(Saved data entries)
+--

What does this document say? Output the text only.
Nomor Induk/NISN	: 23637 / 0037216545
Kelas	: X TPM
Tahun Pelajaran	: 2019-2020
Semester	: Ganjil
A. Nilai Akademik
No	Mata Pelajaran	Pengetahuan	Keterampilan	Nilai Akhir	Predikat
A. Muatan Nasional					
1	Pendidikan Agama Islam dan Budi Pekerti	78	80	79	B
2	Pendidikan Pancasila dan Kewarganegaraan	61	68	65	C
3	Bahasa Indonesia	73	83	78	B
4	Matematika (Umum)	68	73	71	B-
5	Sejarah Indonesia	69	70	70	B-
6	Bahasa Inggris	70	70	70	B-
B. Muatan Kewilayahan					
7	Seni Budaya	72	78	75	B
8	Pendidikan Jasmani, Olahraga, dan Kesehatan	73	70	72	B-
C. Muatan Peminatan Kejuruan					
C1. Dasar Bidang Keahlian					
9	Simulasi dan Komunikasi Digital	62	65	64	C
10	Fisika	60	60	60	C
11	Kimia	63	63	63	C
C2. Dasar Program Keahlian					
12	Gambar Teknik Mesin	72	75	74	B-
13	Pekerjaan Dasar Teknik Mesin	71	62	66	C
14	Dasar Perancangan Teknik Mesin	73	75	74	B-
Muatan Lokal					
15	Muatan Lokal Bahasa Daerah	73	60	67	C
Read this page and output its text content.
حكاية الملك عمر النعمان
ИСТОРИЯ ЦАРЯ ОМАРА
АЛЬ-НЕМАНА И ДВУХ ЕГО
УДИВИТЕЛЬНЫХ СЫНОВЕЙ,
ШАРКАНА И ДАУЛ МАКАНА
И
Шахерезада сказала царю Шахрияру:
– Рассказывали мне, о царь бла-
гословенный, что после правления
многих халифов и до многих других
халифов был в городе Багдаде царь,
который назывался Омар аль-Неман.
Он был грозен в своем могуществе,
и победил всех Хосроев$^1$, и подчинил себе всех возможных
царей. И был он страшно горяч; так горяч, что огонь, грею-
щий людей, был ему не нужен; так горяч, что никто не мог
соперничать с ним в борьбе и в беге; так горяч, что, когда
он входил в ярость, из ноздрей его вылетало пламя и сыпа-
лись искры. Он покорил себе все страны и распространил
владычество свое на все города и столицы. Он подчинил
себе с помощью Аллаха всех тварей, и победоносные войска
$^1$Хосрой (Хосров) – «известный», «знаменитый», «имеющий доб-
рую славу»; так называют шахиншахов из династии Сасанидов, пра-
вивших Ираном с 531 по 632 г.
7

+--

→ Task objective:
Write only the number of lines in the data above that include "Lokal".

→ Response to the task:
2